■ **Entries provided**:
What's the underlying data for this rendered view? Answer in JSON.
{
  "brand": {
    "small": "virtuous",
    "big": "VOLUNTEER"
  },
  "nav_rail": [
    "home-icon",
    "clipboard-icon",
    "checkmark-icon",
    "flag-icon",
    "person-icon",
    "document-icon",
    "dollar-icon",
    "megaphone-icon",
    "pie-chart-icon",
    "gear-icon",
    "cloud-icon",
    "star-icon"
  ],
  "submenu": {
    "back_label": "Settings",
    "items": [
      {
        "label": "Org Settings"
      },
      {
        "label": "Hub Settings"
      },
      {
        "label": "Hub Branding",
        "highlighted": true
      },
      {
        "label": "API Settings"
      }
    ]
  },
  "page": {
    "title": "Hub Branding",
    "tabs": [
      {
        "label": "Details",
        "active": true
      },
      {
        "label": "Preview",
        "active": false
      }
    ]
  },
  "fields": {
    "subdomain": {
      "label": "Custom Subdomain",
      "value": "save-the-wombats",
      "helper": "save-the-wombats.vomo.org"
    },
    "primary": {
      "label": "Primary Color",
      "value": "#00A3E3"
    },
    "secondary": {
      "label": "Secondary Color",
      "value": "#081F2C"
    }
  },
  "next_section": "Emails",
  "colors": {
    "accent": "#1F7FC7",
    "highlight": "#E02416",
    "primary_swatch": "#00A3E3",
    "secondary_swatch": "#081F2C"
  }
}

■ **Directions for this task**:
Identify each line containing the string "save" and copy it out.

■ **Full answer**:
      "value": "save-the-wombats",
      "helper": "save-the-wombats.vomo.org"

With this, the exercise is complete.